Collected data
(begin)

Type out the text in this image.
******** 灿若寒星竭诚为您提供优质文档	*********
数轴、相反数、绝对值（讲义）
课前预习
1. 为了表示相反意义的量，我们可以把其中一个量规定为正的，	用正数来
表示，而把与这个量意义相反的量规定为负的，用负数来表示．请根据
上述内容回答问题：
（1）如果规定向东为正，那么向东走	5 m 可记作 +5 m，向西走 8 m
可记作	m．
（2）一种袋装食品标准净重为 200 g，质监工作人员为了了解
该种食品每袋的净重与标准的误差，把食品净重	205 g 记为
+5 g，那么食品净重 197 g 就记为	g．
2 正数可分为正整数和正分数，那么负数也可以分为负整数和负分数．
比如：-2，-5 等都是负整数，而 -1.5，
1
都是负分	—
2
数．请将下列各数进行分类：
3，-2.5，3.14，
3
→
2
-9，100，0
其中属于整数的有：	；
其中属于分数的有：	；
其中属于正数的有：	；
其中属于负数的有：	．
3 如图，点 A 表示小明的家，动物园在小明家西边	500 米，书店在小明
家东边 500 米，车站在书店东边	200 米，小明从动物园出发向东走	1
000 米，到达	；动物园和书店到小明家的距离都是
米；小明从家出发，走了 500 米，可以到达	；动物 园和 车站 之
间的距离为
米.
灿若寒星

(end)
(begin)

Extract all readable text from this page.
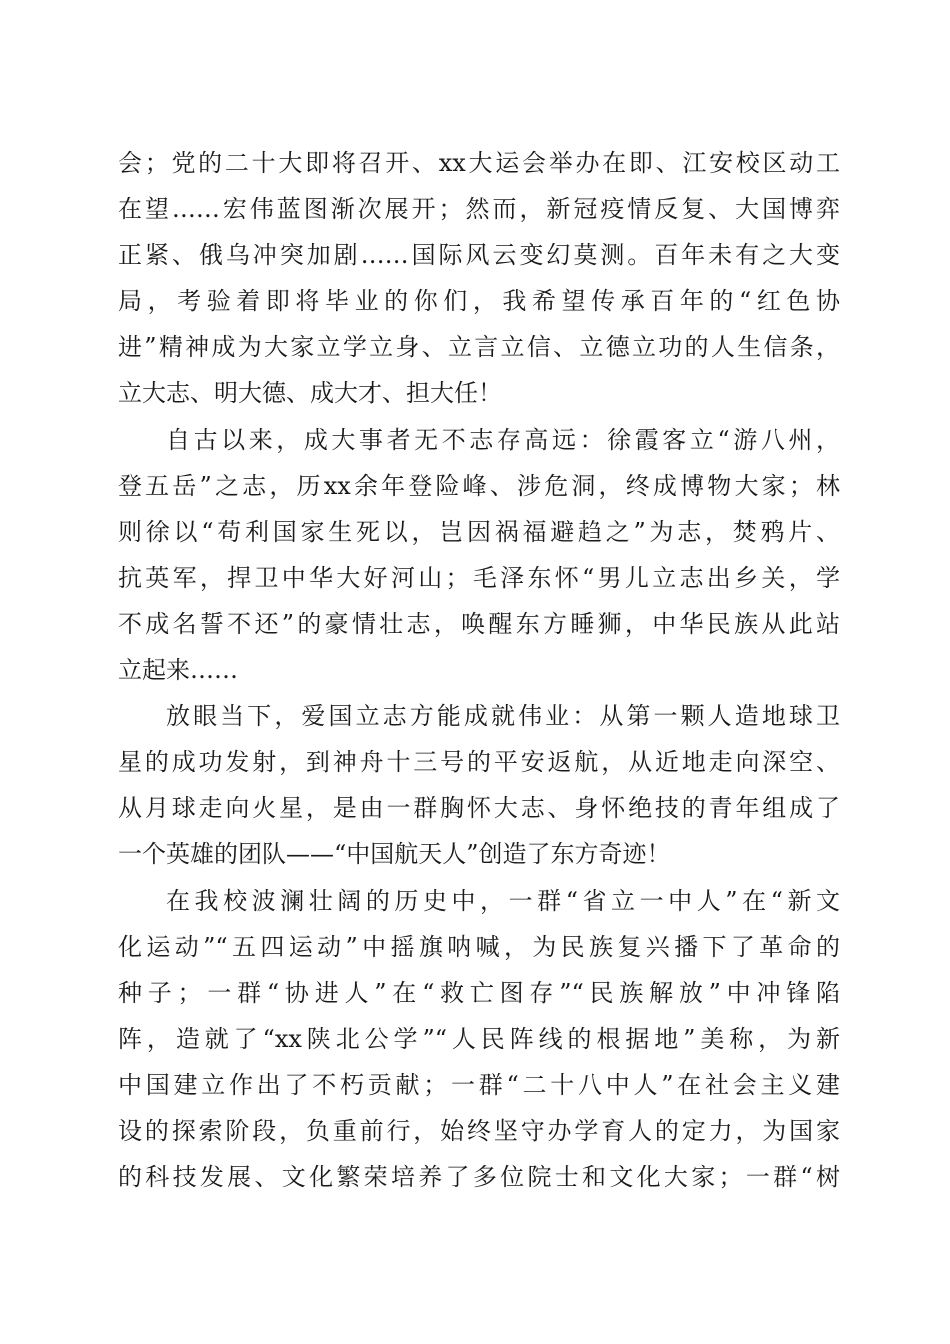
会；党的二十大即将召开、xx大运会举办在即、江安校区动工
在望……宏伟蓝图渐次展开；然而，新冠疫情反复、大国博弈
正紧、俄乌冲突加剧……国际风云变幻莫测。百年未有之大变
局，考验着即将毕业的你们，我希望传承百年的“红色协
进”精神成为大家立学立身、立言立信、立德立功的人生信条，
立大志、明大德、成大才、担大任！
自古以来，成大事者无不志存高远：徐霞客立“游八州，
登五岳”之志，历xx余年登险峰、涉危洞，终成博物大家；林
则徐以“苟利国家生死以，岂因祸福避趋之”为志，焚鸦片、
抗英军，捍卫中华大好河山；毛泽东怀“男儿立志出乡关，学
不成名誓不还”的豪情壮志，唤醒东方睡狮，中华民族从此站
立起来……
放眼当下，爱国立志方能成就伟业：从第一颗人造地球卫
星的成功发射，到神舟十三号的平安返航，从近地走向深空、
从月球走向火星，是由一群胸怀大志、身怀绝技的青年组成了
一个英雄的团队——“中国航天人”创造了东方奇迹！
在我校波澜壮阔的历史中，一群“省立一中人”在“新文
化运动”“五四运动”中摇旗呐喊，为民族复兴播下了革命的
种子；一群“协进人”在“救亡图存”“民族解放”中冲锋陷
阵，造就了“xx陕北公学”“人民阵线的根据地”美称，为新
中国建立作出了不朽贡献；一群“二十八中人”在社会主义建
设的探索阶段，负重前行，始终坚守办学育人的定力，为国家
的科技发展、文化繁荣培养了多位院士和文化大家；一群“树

(end)

**YOUR OBJECTIVE:** Go through the entries above and copy every line containing "this".

**EXERCISE RESPONSE:**
Type out the text in this image.
Extract all readable text from this page.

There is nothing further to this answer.